▶ _Input data_:
════════
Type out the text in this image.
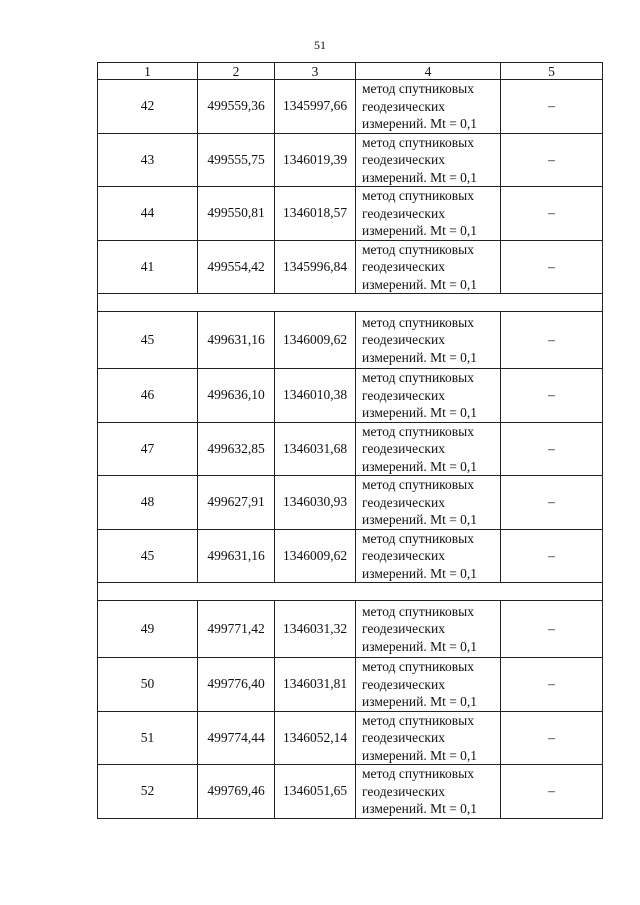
51
1	2	3	4	5
42	499559,36	1345997,66	метод спутниковых
геодезических
измерений. Mt = 0,1	–
43	499555,75	1346019,39	метод спутниковых
геодезических
измерений. Mt = 0,1	–
44	499550,81	1346018,57	метод спутниковых
геодезических
измерений. Mt = 0,1	–
41	499554,42	1345996,84	метод спутниковых
геодезических
измерений. Mt = 0,1	–

45	499631,16	1346009,62	метод спутниковых
геодезических
измерений. Mt = 0,1	–
46	499636,10	1346010,38	метод спутниковых
геодезических
измерений. Mt = 0,1	–
47	499632,85	1346031,68	метод спутниковых
геодезических
измерений. Mt = 0,1	–
48	499627,91	1346030,93	метод спутниковых
геодезических
измерений. Mt = 0,1	–
45	499631,16	1346009,62	метод спутниковых
геодезических
измерений. Mt = 0,1	–

49	499771,42	1346031,32	метод спутниковых
геодезических
измерений. Mt = 0,1	–
50	499776,40	1346031,81	метод спутниковых
геодезических
измерений. Mt = 0,1	–
51	499774,44	1346052,14	метод спутниковых
геодезических
измерений. Mt = 0,1	–
52	499769,46	1346051,65	метод спутниковых
геодезических
измерений. Mt = 0,1	–
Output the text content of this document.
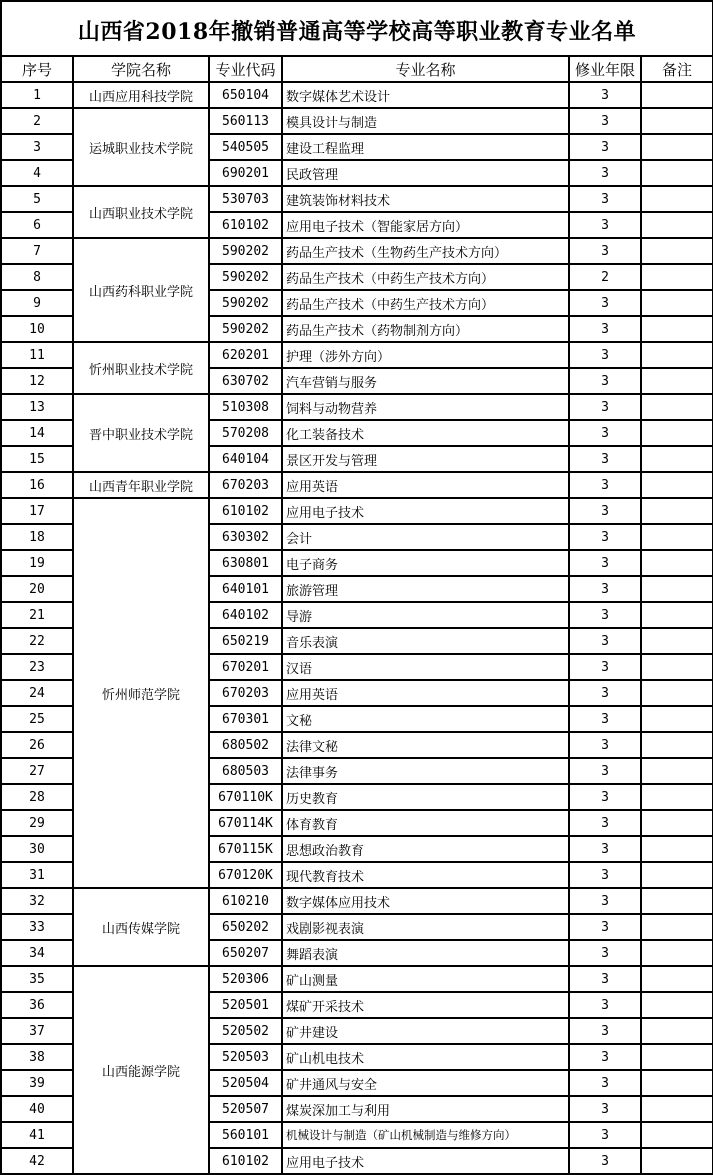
山西省2018年撤销普通高等学校高等职业教育专业名单					
序号	学院名称	专业代码	专业名称	修业年限	备注
1	山西应用科技学院	650104	数字媒体艺术设计	3	
2	运城职业技术学院	560113	模具设计与制造	3	
3		540505	建设工程监理	3	
4		690201	民政管理	3	
5	山西职业技术学院	530703	建筑装饰材料技术	3	
6		610102	应用电子技术（智能家居方向）	3	
7	山西药科职业学院	590202	药品生产技术（生物药生产技术方向）	3	
8		590202	药品生产技术（中药生产技术方向）	2	
9		590202	药品生产技术（中药生产技术方向）	3	
10		590202	药品生产技术（药物制剂方向）	3	
11	忻州职业技术学院	620201	护理（涉外方向）	3	
12		630702	汽车营销与服务	3	
13	晋中职业技术学院	510308	饲料与动物营养	3	
14		570208	化工装备技术	3	
15		640104	景区开发与管理	3	
16	山西青年职业学院	670203	应用英语	3	
17	忻州师范学院	610102	应用电子技术	3	
18		630302	会计	3	
19		630801	电子商务	3	
20		640101	旅游管理	3	
21		640102	导游	3	
22		650219	音乐表演	3	
23		670201	汉语	3	
24		670203	应用英语	3	
25		670301	文秘	3	
26		680502	法律文秘	3	
27		680503	法律事务	3	
28		670110K	历史教育	3	
29		670114K	体育教育	3	
30		670115K	思想政治教育	3	
31		670120K	现代教育技术	3	
32	山西传媒学院	610210	数字媒体应用技术	3	
33		650202	戏剧影视表演	3	
34		650207	舞蹈表演	3	
35	山西能源学院	520306	矿山测量	3	
36		520501	煤矿开采技术	3	
37		520502	矿井建设	3	
38		520503	矿山机电技术	3	
39		520504	矿井通风与安全	3	
40		520507	煤炭深加工与利用	3	
41		560101	机械设计与制造（矿山机械制造与维修方向）	3	
42		610102	应用电子技术	3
════════
▶ _Aim_:
Pictures in the records above should not be copied. Repeat everything else exactly.

▶ _Answer_:
Type out the text in this image.
51
1	2	3	4	5
42	499559,36	1345997,66	метод спутниковых
геодезических
измерений. Mt = 0,1	–
43	499555,75	1346019,39	метод спутниковых
геодезических
измерений. Mt = 0,1	–
44	499550,81	1346018,57	метод спутниковых
геодезических
измерений. Mt = 0,1	–
41	499554,42	1345996,84	метод спутниковых
геодезических
измерений. Mt = 0,1	–

45	499631,16	1346009,62	метод спутниковых
геодезических
измерений. Mt = 0,1	–
46	499636,10	1346010,38	метод спутниковых
геодезических
измерений. Mt = 0,1	–
47	499632,85	1346031,68	метод спутниковых
геодезических
измерений. Mt = 0,1	–
48	499627,91	1346030,93	метод спутниковых
геодезических
измерений. Mt = 0,1	–
45	499631,16	1346009,62	метод спутниковых
геодезических
измерений. Mt = 0,1	–

49	499771,42	1346031,32	метод спутниковых
геодезических
измерений. Mt = 0,1	–
50	499776,40	1346031,81	метод спутниковых
геодезических
измерений. Mt = 0,1	–
51	499774,44	1346052,14	метод спутниковых
геодезических
измерений. Mt = 0,1	–
52	499769,46	1346051,65	метод спутниковых
геодезических
измерений. Mt = 0,1	–
Output the text content of this document.
山西省2018年撤销普通高等学校高等职业教育专业名单					
序号	学院名称	专业代码	专业名称	修业年限	备注
1	山西应用科技学院	650104	数字媒体艺术设计	3	
2	运城职业技术学院	560113	模具设计与制造	3	
3		540505	建设工程监理	3	
4		690201	民政管理	3	
5	山西职业技术学院	530703	建筑装饰材料技术	3	
6		610102	应用电子技术（智能家居方向）	3	
7	山西药科职业学院	590202	药品生产技术（生物药生产技术方向）	3	
8		590202	药品生产技术（中药生产技术方向）	2	
9		590202	药品生产技术（中药生产技术方向）	3	
10		590202	药品生产技术（药物制剂方向）	3	
11	忻州职业技术学院	620201	护理（涉外方向）	3	
12		630702	汽车营销与服务	3	
13	晋中职业技术学院	510308	饲料与动物营养	3	
14		570208	化工装备技术	3	
15		640104	景区开发与管理	3	
16	山西青年职业学院	670203	应用英语	3	
17	忻州师范学院	610102	应用电子技术	3	
18		630302	会计	3	
19		630801	电子商务	3	
20		640101	旅游管理	3	
21		640102	导游	3	
22		650219	音乐表演	3	
23		670201	汉语	3	
24		670203	应用英语	3	
25		670301	文秘	3	
26		680502	法律文秘	3	
27		680503	法律事务	3	
28		670110K	历史教育	3	
29		670114K	体育教育	3	
30		670115K	思想政治教育	3	
31		670120K	现代教育技术	3	
32	山西传媒学院	610210	数字媒体应用技术	3	
33		650202	戏剧影视表演	3	
34		650207	舞蹈表演	3	
35	山西能源学院	520306	矿山测量	3	
36		520501	煤矿开采技术	3	
37		520502	矿井建设	3	
38		520503	矿山机电技术	3	
39		520504	矿井通风与安全	3	
40		520507	煤炭深加工与利用	3	
41		560101	机械设计与制造（矿山机械制造与维修方向）	3	
42		610102	应用电子技术	3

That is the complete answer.